DIRECTIVE 1 — Copy out the stretch of the listing from the line containing "List 45 of the" through the line containing "bar (198, 132, 454, 147)", including both of those lines.

Skip to content

flexi-framework/saexi

Repository files navigation

logo

About

Python scripts to generate meshes and execute queue jobs to evaluate the scaling performance of the FLEXI-family of physics codes.

Requirements

These scripts are written with the limited modules on HPC systems in mind. In general, the only requirements should be a working python environment, a HOPR executable, the executable for one of the FLEXI-family of physics codes and access to the HPC queueing system.

Python modules

The following python modules are required and can be installed using the include requirements.txt file.

pip install --user -r requirements.txt

⚠️ Minimum required python version is 3.9 since numpy changed its boolean data format!

⚠️ Make sure to check the policies of the HPC system you are using before installing pip packages!

DATA IN THIS EXERCISE —

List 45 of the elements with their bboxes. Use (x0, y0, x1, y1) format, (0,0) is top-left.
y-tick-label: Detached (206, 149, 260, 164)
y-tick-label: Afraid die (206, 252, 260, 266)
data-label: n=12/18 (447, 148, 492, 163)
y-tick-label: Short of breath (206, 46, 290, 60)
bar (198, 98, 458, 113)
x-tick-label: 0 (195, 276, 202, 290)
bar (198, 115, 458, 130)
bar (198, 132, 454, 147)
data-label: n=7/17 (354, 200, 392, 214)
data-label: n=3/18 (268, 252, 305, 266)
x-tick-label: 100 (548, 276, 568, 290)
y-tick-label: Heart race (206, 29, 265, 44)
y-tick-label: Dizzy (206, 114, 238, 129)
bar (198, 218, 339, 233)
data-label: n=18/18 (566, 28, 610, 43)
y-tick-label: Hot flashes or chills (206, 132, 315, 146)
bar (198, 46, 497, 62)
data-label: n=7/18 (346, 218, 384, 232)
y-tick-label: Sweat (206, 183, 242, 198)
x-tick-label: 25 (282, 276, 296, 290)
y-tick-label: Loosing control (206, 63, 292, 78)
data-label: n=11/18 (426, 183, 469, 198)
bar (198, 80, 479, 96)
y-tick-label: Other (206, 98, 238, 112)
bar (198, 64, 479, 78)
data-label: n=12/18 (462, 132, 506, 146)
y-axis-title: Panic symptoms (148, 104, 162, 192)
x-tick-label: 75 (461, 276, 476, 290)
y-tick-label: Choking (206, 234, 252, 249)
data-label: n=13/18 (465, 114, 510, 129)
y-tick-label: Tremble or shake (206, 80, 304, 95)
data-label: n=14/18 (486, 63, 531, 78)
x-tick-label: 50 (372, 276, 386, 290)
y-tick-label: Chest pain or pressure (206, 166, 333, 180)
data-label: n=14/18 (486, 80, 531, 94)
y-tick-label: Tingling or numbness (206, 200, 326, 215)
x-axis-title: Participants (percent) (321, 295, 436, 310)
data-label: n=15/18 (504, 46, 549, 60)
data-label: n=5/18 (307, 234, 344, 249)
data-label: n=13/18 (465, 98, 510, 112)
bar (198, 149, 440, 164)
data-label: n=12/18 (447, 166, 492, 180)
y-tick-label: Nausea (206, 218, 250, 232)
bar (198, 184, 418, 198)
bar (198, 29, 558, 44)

--

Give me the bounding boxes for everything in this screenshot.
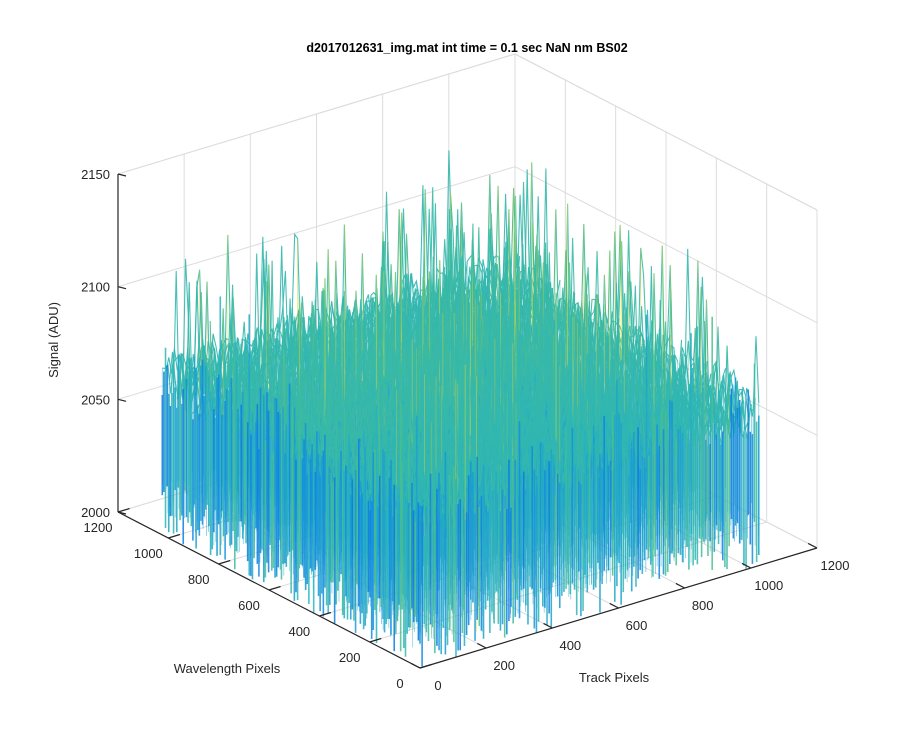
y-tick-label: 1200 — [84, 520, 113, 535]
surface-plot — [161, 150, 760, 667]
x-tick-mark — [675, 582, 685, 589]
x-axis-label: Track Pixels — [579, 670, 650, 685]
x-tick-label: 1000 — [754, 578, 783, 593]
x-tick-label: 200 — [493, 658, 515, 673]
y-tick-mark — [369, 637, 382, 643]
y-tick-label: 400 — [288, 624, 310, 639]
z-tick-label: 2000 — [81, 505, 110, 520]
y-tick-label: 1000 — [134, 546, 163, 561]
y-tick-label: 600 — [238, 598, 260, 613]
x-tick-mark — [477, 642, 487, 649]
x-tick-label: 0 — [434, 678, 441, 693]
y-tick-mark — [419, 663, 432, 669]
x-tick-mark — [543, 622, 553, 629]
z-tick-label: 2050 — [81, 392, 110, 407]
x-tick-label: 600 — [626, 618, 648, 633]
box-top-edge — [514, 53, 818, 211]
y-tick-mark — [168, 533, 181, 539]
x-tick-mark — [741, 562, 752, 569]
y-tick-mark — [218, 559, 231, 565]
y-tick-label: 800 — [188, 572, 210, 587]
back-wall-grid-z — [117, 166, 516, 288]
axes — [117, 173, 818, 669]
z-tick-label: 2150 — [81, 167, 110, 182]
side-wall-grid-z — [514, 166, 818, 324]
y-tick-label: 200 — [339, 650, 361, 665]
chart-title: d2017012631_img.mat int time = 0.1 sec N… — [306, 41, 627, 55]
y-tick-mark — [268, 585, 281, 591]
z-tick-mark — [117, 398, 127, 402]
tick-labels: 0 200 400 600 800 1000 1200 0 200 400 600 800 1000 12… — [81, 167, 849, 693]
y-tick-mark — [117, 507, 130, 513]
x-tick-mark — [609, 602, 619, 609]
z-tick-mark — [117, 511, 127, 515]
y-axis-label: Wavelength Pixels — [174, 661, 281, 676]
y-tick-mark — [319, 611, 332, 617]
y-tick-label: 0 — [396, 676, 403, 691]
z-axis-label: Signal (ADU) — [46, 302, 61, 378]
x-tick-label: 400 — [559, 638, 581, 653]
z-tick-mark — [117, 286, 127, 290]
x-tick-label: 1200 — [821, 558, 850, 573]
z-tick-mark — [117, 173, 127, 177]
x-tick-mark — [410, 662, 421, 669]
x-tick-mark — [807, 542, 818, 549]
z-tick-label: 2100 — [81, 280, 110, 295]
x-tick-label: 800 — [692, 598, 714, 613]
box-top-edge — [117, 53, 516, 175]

DIRECTIVE 2 — What is the minimum Python version that the saexi repository page requires?

ANSWER 1 —
List 45 of the elements with their bboxes. Use (x0, y0, x1, y1) format, (0,0) is top-left.
y-tick-label: Detached (206, 149, 260, 164)
y-tick-label: Afraid die (206, 252, 260, 266)
data-label: n=12/18 (447, 148, 492, 163)
y-tick-label: Short of breath (206, 46, 290, 60)
bar (198, 98, 458, 113)
x-tick-label: 0 (195, 276, 202, 290)
bar (198, 115, 458, 130)
bar (198, 132, 454, 147)

ANSWER 2 — Python 3.9